▶ Given instruction: Lines containing the word "Efficiency" are to be located and copied.
::::
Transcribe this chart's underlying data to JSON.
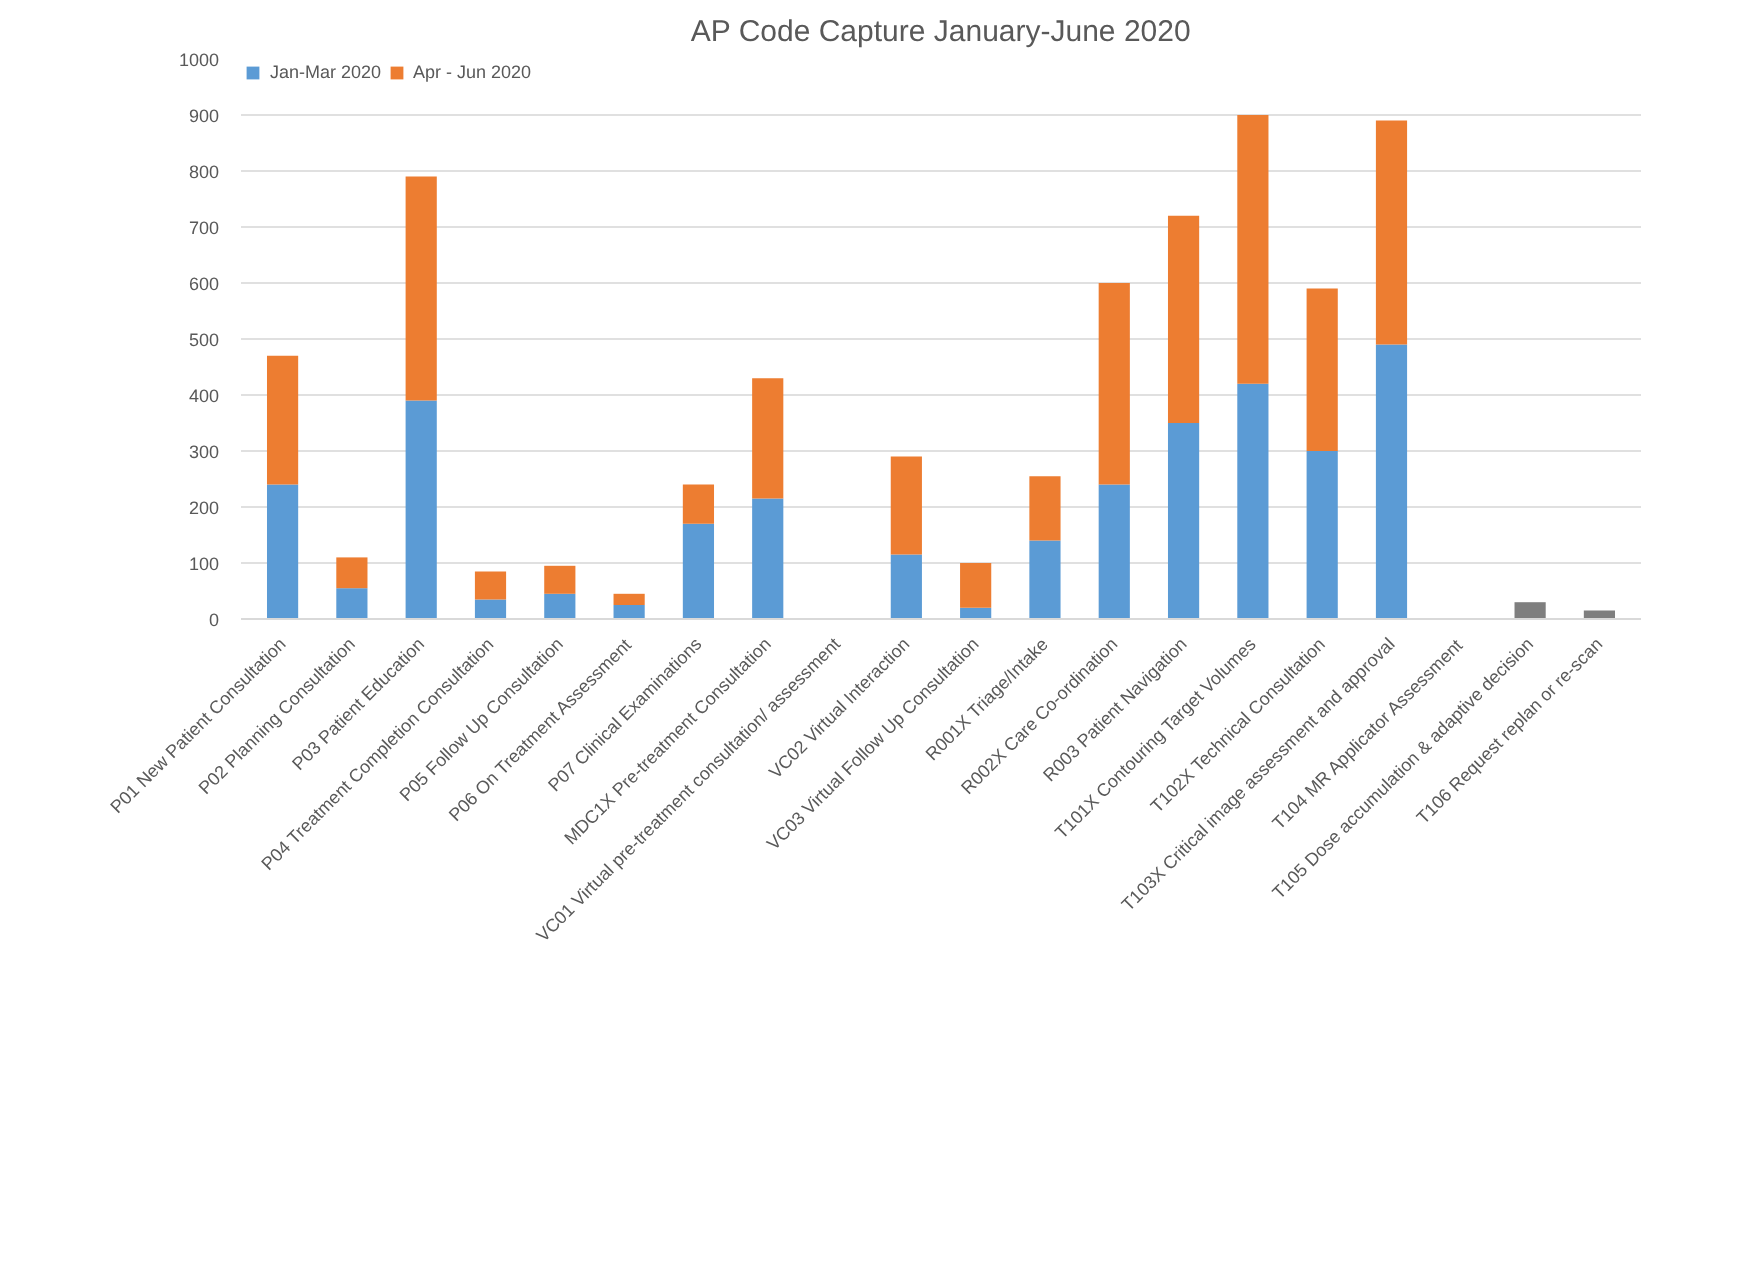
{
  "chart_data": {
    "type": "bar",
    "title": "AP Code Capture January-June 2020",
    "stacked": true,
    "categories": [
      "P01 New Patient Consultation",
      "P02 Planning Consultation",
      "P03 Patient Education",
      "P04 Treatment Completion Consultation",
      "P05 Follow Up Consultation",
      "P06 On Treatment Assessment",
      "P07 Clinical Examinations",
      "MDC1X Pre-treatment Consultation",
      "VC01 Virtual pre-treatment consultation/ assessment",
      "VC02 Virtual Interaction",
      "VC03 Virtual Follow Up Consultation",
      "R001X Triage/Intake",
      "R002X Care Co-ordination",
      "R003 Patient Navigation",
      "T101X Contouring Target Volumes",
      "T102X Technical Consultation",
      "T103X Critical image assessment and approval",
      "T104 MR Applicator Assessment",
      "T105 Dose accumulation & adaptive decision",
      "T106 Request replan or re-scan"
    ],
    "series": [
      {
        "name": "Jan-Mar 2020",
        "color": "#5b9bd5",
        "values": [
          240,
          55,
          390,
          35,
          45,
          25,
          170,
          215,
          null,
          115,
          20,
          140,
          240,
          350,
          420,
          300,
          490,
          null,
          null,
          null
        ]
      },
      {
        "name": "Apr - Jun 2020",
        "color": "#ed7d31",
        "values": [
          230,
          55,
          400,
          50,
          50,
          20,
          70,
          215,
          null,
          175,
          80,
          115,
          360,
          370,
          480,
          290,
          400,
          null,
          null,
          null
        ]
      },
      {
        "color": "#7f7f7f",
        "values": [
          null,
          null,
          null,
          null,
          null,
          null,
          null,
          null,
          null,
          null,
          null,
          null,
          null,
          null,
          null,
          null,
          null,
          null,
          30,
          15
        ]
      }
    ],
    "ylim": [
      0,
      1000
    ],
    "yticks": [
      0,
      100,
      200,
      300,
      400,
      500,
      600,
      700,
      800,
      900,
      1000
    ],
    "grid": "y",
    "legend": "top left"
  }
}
::::
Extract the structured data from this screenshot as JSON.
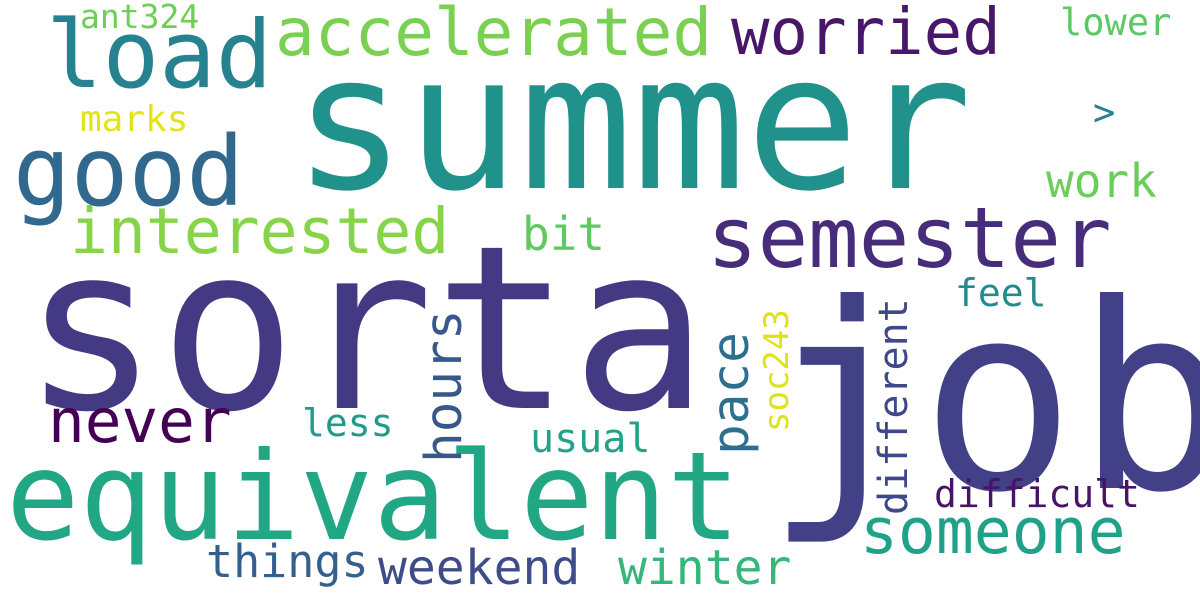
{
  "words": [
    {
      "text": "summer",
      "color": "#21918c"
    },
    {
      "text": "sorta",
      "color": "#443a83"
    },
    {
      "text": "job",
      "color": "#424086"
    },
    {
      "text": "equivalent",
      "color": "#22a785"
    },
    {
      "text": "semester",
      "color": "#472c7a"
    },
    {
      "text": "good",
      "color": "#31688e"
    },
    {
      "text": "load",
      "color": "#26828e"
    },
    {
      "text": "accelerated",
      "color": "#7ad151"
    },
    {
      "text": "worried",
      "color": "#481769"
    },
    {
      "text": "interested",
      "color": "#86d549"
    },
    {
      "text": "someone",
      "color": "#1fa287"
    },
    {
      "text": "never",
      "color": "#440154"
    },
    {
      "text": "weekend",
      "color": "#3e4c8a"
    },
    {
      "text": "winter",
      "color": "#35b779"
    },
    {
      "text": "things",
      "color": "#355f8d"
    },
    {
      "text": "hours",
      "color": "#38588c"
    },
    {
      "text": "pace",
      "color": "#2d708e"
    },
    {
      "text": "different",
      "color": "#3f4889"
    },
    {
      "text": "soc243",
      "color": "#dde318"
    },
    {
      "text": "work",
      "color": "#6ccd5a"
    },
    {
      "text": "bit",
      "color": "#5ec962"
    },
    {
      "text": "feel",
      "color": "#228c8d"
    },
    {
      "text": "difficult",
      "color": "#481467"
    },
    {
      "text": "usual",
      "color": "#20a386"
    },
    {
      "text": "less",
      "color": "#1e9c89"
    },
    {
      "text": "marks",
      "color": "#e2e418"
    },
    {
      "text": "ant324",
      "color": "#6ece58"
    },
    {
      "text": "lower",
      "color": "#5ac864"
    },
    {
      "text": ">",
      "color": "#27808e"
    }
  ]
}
::::
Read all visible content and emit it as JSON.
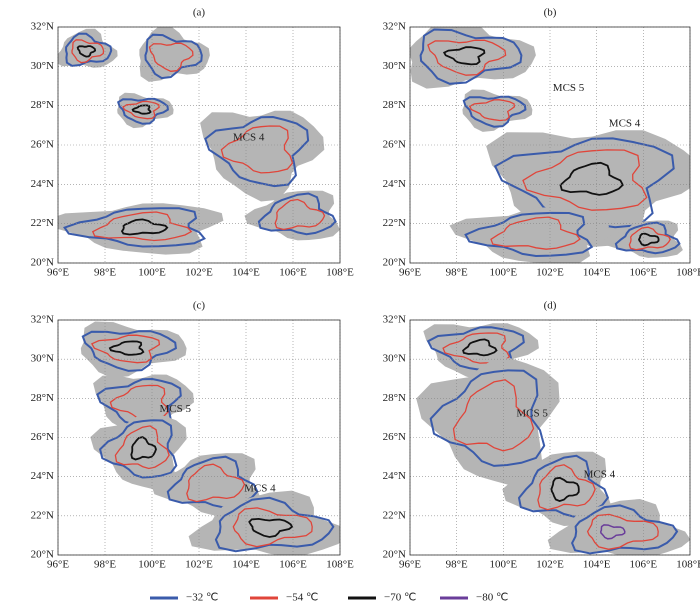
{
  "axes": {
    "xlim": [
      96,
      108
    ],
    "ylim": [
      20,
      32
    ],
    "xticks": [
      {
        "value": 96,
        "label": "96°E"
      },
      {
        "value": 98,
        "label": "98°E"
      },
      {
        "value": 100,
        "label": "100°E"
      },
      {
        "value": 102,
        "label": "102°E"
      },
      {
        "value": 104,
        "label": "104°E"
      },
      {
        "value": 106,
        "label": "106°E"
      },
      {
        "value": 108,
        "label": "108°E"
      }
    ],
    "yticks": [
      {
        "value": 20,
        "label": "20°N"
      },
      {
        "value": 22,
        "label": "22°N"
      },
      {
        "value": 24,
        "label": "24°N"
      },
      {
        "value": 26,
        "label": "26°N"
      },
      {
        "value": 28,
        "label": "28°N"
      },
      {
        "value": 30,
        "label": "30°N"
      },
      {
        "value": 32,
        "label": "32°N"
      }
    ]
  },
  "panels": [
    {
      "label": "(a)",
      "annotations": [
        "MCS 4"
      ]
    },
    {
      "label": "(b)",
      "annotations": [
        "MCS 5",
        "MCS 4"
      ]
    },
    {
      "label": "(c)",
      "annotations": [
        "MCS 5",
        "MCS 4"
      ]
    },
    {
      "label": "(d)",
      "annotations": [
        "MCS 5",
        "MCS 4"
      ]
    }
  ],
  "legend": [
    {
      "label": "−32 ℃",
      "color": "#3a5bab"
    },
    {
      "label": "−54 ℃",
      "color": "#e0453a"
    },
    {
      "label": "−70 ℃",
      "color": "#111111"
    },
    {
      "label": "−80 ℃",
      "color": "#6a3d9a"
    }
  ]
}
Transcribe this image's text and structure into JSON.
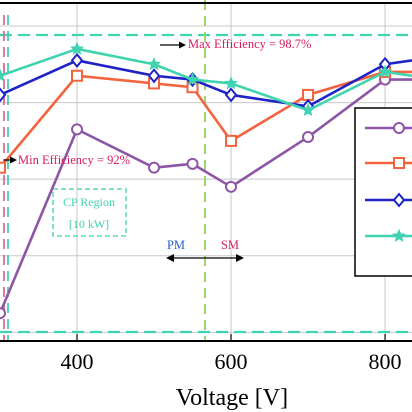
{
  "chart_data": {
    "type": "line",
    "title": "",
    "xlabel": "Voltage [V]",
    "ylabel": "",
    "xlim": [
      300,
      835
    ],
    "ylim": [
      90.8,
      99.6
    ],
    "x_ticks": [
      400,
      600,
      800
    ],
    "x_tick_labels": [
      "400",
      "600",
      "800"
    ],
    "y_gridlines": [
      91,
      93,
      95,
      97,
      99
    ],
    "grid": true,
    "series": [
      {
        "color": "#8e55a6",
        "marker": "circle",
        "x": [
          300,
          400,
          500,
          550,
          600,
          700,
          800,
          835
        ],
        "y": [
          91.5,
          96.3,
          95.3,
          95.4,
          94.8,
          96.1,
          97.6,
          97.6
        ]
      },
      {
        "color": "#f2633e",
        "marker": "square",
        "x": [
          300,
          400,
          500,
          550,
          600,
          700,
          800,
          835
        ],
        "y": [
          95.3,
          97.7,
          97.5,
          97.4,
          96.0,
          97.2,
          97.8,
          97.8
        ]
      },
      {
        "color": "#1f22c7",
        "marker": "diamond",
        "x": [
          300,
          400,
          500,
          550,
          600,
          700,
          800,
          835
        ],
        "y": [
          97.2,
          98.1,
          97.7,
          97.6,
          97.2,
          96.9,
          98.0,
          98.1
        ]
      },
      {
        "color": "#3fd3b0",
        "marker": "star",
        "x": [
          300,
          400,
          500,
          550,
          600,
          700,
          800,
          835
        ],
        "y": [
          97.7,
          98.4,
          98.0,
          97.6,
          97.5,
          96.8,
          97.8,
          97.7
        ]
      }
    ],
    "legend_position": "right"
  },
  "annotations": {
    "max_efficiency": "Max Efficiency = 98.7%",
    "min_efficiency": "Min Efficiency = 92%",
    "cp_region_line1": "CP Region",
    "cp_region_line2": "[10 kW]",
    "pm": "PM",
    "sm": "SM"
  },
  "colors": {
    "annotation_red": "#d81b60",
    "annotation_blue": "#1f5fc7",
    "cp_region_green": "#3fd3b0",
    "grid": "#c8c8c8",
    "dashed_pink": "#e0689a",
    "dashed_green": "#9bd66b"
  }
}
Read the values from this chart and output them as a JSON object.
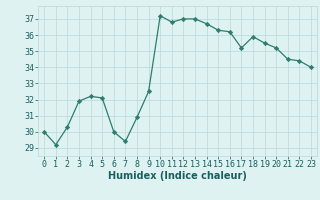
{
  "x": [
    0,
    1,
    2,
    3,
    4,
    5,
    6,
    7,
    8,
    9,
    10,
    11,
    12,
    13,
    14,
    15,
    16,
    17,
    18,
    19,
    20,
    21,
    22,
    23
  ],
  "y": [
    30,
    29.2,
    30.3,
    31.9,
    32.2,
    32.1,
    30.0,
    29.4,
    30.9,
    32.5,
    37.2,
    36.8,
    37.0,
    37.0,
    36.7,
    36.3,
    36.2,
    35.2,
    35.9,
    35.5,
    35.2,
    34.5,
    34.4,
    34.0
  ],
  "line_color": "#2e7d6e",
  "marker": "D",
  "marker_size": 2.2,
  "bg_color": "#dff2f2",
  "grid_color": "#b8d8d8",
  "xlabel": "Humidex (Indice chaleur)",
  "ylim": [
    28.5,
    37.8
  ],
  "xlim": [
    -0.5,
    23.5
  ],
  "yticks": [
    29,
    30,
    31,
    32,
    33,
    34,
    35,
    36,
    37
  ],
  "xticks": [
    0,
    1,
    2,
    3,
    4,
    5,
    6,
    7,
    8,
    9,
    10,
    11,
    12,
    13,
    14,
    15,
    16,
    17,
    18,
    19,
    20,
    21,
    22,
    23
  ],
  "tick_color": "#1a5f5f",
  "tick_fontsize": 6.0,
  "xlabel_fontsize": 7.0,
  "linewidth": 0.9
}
::::
▶ Solution:
    "max_efficiency": "Max Efficiency = 98.7%",
    "min_efficiency": "Min Efficiency = 92%",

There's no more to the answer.